Data
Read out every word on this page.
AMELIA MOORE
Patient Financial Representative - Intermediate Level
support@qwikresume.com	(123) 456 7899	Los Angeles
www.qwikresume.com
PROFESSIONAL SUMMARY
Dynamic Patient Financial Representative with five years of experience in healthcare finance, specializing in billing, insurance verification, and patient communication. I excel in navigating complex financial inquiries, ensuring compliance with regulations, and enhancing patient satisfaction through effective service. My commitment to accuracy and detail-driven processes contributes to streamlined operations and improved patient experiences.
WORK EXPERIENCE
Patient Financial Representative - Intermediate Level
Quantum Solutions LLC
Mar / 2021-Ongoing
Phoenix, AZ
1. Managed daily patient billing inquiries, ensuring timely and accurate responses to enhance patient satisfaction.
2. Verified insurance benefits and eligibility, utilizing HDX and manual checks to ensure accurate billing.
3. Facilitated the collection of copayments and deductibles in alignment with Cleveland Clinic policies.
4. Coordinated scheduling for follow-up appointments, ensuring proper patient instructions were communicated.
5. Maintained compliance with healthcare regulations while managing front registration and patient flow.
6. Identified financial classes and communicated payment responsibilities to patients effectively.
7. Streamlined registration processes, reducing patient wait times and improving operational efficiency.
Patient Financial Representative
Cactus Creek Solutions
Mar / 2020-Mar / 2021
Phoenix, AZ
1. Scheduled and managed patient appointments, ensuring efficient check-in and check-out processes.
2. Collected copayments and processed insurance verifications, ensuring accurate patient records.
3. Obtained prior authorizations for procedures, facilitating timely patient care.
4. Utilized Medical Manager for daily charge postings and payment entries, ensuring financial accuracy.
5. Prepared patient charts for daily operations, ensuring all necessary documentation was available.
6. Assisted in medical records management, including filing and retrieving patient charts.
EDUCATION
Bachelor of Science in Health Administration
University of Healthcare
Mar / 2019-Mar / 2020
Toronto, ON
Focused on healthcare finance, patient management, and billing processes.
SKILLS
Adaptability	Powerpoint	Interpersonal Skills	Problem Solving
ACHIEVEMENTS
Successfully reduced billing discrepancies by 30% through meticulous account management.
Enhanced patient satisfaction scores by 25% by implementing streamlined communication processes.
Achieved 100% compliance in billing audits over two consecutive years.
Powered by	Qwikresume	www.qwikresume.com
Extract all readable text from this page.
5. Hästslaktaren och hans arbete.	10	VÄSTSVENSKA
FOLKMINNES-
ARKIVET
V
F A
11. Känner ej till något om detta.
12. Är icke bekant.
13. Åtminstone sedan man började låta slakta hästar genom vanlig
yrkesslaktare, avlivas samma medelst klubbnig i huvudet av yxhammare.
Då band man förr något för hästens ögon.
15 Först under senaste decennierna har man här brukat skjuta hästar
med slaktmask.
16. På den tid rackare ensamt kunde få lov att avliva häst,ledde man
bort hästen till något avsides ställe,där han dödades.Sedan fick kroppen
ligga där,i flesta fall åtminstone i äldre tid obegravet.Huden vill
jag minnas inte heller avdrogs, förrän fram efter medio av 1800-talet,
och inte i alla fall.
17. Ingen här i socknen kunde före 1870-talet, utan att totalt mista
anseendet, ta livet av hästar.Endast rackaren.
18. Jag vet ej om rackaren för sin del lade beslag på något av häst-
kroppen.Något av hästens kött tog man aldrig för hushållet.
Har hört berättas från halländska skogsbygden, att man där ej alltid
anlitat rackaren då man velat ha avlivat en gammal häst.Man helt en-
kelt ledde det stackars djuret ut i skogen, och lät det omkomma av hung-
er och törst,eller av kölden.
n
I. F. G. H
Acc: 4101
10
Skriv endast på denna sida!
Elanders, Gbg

The task
Filter the listing above, keeping only the lines with "kroppen".

Result of the task
bort hästen till något avsides ställe,där han dödades.Sedan fick kroppen
kroppen.Något av hästens kött tog man aldrig för hushållet.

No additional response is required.